- Exercise details -
Below is the data. Give it again, complete and exact.

+--

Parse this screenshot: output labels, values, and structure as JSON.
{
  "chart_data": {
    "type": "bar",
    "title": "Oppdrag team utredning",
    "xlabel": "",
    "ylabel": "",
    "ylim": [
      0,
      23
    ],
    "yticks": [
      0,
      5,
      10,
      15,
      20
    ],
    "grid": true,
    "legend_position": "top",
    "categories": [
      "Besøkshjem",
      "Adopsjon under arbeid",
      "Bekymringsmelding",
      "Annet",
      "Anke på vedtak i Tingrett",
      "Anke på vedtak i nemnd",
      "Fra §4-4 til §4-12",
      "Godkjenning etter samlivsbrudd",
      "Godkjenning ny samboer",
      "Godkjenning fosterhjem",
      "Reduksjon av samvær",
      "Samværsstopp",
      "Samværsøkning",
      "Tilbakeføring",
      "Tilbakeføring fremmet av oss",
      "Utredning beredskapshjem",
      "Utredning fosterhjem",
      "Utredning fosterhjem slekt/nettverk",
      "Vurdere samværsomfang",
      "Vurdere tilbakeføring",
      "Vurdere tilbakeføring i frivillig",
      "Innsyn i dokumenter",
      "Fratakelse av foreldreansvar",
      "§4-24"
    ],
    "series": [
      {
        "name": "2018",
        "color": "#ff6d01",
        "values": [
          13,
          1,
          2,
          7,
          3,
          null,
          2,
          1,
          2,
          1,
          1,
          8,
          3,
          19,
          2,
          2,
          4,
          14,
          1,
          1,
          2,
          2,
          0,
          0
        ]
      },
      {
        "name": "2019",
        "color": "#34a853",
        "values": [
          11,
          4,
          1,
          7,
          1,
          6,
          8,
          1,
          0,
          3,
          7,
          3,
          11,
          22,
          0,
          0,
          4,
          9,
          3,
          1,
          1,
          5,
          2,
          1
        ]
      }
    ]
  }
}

+--

- Solution -
Parse this screenshot: output labels, values, and structure as JSON.
{
  "chart_data": {
    "type": "bar",
    "title": "Oppdrag team utredning",
    "xlabel": "",
    "ylabel": "",
    "ylim": [
      0,
      23
    ],
    "yticks": [
      0,
      5,
      10,
      15,
      20
    ],
    "grid": true,
    "legend_position": "top",
    "categories": [
      "Besøkshjem",
      "Adopsjon under arbeid",
      "Bekymringsmelding",
      "Annet",
      "Anke på vedtak i Tingrett",
      "Anke på vedtak i nemnd",
      "Fra §4-4 til §4-12",
      "Godkjenning etter samlivsbrudd",
      "Godkjenning ny samboer",
      "Godkjenning fosterhjem",
      "Reduksjon av samvær",
      "Samværsstopp",
      "Samværsøkning",
      "Tilbakeføring",
      "Tilbakeføring fremmet av oss",
      "Utredning beredskapshjem",
      "Utredning fosterhjem",
      "Utredning fosterhjem slekt/nettverk",
      "Vurdere samværsomfang",
      "Vurdere tilbakeføring",
      "Vurdere tilbakeføring i frivillig",
      "Innsyn i dokumenter",
      "Fratakelse av foreldreansvar",
      "§4-24"
    ],
    "series": [
      {
        "name": "2018",
        "color": "#ff6d01",
        "values": [
          13,
          1,
          2,
          7,
          3,
          null,
          2,
          1,
          2,
          1,
          1,
          8,
          3,
          19,
          2,
          2,
          4,
          14,
          1,
          1,
          2,
          2,
          0,
          0
        ]
      },
      {
        "name": "2019",
        "color": "#34a853",
        "values": [
          11,
          4,
          1,
          7,
          1,
          6,
          8,
          1,
          0,
          3,
          7,
          3,
          11,
          22,
          0,
          0,
          4,
          9,
          3,
          1,
          1,
          5,
          2,
          1
        ]
      }
    ]
  }
}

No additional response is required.